# GIVEN INSTRUCTION
Return the lines where the word "Britain" occurs.

○ ○ ○ ○ ○ ○ ○

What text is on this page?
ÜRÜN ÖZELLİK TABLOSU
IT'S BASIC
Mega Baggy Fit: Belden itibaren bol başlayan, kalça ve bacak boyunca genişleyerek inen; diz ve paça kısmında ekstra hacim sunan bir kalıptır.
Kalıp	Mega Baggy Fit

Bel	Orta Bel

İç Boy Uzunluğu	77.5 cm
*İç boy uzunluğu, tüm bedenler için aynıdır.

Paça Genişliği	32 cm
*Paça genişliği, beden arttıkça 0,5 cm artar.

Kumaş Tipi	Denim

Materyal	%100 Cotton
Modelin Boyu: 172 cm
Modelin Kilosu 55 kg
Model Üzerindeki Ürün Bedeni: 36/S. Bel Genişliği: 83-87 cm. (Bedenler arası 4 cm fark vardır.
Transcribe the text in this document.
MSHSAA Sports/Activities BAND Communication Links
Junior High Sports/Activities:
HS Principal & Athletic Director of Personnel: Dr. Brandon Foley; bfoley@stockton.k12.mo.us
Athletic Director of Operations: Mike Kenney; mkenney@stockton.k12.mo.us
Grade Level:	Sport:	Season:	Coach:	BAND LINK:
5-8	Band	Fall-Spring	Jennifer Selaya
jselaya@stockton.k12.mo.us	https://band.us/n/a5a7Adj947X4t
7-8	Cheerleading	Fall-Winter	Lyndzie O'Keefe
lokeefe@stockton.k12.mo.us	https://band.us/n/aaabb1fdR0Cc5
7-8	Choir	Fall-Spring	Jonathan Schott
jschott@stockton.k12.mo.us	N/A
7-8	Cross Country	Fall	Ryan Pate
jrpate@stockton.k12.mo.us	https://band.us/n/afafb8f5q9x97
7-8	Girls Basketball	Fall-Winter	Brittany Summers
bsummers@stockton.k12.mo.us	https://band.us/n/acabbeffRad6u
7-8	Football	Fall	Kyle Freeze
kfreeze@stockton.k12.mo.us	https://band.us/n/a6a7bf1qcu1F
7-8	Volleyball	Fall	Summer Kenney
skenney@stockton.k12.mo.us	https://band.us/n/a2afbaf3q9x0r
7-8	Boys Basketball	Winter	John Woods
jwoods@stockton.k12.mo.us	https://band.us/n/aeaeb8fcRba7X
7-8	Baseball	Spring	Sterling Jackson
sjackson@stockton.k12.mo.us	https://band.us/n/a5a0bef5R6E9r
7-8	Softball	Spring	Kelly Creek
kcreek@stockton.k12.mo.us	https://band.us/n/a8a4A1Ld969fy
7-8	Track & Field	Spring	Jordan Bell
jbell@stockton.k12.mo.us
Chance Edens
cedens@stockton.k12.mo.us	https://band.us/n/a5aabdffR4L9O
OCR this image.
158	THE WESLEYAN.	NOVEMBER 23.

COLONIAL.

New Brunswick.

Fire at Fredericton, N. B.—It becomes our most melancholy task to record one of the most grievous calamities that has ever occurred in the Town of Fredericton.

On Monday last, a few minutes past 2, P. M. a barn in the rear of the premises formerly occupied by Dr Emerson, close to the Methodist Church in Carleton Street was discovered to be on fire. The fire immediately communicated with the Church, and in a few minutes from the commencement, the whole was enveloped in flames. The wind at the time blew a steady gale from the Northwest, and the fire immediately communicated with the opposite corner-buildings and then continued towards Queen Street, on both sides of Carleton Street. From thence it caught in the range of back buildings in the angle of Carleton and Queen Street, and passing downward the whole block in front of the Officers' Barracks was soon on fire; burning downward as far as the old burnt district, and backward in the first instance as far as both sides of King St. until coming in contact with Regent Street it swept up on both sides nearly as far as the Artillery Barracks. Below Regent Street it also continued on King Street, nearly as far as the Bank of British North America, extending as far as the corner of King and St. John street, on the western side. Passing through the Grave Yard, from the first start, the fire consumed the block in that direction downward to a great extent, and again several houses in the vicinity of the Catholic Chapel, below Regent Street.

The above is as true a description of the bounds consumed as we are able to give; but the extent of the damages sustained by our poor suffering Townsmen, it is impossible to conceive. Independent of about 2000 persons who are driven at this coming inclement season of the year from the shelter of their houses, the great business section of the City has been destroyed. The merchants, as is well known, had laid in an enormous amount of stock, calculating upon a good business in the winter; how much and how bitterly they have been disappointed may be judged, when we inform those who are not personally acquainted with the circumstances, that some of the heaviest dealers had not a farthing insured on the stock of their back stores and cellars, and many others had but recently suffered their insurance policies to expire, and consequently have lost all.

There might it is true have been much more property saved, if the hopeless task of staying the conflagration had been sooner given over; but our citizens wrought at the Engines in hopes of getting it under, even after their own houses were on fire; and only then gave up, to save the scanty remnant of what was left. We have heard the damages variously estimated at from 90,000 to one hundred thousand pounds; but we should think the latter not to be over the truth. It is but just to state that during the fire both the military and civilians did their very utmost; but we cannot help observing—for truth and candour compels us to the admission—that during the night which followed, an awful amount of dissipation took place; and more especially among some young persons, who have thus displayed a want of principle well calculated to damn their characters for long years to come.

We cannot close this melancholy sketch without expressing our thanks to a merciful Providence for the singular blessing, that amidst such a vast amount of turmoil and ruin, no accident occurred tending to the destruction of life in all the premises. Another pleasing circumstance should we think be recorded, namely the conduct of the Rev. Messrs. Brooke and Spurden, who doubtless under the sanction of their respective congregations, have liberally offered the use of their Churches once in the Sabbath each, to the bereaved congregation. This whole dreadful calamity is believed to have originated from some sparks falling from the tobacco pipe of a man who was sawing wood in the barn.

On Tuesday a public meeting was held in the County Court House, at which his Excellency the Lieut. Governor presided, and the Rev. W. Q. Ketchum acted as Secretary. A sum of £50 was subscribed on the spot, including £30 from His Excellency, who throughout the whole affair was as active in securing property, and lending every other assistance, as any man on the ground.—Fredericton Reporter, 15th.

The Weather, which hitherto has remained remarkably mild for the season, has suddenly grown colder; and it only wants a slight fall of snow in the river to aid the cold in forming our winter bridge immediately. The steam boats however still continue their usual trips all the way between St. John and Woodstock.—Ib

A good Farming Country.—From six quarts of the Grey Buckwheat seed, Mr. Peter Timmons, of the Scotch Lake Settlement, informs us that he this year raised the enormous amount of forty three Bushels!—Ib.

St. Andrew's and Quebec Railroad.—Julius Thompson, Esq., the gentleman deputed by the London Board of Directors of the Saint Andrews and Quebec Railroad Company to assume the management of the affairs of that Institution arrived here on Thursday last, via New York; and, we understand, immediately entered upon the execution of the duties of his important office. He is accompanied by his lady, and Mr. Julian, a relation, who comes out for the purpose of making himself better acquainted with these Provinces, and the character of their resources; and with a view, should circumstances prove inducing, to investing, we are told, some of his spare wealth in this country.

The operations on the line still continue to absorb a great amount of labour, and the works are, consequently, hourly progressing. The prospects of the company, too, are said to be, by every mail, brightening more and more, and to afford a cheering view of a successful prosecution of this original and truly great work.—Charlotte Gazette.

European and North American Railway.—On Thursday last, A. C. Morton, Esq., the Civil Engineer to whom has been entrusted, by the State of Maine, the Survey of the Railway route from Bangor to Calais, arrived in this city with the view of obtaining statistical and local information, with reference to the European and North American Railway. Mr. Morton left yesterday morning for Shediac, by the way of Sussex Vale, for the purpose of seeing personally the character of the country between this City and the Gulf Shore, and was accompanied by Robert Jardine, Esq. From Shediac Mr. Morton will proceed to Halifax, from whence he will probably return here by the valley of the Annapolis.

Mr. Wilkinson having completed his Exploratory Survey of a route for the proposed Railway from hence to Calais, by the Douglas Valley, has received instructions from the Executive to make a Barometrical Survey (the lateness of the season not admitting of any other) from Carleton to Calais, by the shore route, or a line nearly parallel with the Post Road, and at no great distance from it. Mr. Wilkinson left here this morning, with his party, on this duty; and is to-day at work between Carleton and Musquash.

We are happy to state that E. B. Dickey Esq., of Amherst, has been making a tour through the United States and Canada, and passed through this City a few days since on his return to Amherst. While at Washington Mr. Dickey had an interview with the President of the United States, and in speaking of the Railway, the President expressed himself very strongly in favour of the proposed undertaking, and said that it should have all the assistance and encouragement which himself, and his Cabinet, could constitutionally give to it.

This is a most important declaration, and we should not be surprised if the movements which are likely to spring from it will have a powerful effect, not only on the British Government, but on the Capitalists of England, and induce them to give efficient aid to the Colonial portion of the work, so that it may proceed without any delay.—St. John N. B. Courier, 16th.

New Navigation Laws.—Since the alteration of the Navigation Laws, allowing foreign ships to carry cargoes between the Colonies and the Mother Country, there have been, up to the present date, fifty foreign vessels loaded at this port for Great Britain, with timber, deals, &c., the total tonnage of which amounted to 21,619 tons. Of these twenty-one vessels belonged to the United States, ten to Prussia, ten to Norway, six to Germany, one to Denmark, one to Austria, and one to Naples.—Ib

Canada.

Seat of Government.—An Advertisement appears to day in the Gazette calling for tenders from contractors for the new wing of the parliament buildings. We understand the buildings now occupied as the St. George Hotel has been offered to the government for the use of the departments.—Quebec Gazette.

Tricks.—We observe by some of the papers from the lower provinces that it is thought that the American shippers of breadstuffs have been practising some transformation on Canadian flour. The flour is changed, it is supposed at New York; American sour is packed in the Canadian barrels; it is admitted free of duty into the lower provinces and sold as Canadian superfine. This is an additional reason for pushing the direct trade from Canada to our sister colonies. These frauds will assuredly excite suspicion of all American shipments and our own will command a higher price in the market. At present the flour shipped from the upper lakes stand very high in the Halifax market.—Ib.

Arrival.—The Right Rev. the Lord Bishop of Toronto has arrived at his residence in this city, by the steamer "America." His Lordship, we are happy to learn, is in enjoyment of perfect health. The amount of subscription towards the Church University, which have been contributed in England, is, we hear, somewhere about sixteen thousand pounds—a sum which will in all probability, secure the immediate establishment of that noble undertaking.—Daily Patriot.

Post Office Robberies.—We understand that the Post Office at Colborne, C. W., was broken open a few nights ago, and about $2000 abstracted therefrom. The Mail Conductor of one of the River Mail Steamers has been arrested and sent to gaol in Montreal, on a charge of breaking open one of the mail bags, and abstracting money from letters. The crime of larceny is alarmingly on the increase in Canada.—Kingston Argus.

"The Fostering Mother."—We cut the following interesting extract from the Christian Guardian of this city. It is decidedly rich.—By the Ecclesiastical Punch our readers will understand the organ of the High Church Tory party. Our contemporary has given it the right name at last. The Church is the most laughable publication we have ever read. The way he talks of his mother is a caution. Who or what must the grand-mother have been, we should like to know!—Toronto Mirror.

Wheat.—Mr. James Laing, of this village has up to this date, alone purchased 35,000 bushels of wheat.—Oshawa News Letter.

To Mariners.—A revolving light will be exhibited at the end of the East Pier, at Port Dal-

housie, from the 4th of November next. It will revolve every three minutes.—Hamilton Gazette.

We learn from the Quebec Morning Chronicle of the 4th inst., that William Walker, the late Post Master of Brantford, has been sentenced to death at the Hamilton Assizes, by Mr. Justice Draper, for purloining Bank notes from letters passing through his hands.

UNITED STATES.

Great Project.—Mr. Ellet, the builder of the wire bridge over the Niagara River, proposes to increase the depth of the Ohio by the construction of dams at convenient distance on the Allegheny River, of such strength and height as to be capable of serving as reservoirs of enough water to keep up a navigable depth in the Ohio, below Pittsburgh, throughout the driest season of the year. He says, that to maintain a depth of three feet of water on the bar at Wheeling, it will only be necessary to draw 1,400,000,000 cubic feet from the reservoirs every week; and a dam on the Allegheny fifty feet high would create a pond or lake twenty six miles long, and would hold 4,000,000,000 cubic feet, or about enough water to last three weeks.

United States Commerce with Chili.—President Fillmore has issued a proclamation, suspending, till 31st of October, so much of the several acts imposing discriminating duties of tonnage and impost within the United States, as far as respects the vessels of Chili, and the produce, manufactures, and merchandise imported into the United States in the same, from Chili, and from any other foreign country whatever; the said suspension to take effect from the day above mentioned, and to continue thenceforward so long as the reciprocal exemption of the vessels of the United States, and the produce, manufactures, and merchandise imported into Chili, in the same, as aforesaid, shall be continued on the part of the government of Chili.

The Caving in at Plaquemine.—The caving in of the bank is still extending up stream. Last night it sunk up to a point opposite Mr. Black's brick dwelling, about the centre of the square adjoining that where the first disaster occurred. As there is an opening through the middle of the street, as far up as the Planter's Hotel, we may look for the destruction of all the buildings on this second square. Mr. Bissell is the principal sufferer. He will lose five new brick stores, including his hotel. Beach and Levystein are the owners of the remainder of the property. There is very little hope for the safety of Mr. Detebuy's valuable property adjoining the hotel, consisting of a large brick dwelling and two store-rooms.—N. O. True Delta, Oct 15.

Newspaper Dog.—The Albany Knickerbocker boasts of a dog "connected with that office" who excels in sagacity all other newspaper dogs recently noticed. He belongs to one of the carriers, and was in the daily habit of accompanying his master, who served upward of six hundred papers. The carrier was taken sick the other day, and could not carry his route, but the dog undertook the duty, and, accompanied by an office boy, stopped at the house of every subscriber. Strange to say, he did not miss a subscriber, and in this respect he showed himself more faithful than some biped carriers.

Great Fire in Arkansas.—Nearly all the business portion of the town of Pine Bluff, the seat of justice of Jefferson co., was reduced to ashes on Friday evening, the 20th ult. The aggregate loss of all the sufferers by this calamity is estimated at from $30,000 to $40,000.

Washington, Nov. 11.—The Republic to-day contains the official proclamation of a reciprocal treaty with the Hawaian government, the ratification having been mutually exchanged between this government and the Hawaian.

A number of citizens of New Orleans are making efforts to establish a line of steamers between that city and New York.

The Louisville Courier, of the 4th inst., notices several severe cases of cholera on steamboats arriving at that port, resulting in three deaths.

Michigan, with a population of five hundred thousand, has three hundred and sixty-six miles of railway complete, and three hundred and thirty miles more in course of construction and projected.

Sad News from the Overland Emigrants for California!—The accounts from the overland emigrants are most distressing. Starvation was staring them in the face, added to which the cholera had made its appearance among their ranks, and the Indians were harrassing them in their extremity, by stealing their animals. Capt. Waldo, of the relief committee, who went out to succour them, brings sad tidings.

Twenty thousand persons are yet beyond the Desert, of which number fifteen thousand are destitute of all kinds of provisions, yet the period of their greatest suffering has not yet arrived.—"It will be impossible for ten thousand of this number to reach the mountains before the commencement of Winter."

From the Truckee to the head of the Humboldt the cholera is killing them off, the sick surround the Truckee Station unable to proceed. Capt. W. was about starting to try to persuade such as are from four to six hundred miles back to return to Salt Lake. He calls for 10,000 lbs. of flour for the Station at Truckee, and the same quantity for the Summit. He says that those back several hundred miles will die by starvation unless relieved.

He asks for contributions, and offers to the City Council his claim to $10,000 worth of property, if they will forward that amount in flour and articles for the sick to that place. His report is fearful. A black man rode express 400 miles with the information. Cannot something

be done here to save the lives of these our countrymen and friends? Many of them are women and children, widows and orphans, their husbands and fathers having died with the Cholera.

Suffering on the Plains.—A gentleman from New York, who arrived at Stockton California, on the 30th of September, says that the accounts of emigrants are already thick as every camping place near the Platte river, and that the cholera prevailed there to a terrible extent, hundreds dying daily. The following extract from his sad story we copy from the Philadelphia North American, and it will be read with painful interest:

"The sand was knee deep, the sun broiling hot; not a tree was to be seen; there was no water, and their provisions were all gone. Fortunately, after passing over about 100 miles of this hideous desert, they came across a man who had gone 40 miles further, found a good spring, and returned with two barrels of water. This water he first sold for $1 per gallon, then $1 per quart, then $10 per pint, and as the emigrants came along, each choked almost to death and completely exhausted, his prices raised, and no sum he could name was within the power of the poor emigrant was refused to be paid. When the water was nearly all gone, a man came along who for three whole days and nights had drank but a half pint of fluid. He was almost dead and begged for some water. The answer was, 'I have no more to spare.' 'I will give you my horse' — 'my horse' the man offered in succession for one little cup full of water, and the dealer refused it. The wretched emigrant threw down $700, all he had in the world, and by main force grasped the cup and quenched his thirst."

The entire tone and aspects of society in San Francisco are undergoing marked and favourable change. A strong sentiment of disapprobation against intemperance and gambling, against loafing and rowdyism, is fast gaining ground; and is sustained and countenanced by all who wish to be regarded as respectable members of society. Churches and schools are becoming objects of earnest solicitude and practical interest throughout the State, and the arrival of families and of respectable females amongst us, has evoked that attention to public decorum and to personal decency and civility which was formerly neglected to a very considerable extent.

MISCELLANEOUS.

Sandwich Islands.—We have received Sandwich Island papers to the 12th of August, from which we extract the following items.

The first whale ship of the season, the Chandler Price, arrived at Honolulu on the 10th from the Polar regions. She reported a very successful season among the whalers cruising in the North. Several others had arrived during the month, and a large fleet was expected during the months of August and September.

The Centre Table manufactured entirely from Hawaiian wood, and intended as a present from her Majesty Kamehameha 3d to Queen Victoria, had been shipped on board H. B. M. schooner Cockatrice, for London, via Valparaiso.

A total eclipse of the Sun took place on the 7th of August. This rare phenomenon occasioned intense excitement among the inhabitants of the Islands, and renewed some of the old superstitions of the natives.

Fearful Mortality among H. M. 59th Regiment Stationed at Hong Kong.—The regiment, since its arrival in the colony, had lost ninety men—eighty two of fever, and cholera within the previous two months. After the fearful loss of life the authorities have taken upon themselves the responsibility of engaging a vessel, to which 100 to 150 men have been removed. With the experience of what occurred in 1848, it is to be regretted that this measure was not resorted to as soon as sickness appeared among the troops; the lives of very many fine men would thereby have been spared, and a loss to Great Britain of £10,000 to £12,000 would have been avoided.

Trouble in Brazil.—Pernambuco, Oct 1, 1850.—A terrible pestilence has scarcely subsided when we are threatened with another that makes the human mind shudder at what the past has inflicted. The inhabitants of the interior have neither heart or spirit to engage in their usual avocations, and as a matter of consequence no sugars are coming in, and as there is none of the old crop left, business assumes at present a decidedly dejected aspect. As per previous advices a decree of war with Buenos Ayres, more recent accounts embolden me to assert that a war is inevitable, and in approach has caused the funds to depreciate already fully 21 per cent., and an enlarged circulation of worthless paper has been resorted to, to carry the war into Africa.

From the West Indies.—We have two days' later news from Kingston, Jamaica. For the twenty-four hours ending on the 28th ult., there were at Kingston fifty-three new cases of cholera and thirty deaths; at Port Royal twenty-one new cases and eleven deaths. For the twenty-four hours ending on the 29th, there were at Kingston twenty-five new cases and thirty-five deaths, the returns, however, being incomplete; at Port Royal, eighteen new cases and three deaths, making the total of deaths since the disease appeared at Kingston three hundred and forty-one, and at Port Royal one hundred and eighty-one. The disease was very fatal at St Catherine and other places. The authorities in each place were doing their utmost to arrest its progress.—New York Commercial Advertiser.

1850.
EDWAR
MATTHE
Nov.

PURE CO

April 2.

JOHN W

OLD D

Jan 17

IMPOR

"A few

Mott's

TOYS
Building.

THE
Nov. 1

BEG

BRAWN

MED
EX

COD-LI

○ ○ ○ ○ ○ ○ ○

# PROBLEM SOLUTION
New Navigation Laws.—Since the alteration of the Navigation Laws, allowing foreign ships to carry cargoes between the Colonies and the Mother Country, there have been, up to the present date, fifty foreign vessels loaded at this port for Great Britain, with timber, deals, &c., the total tonnage of which amounted to 21,619 tons. Of these twenty-one vessels belonged to the United States, ten to Prussia, ten to Norway, six to Germany, one to Denmark, one to Austria, and one to Naples.—Ib
Fearful Mortality among H. M. 59th Regiment Stationed at Hong Kong.—The regiment, since its arrival in the colony, had lost ninety men—eighty two of fever, and cholera within the previous two months. After the fearful loss of life the authorities have taken upon themselves the responsibility of engaging a vessel, to which 100 to 150 men have been removed. With the experience of what occurred in 1848, it is to be regretted that this measure was not resorted to as soon as sickness appeared among the troops; the lives of very many fine men would thereby have been spared, and a loss to Great Britain of £10,000 to £12,000 would have been avoided.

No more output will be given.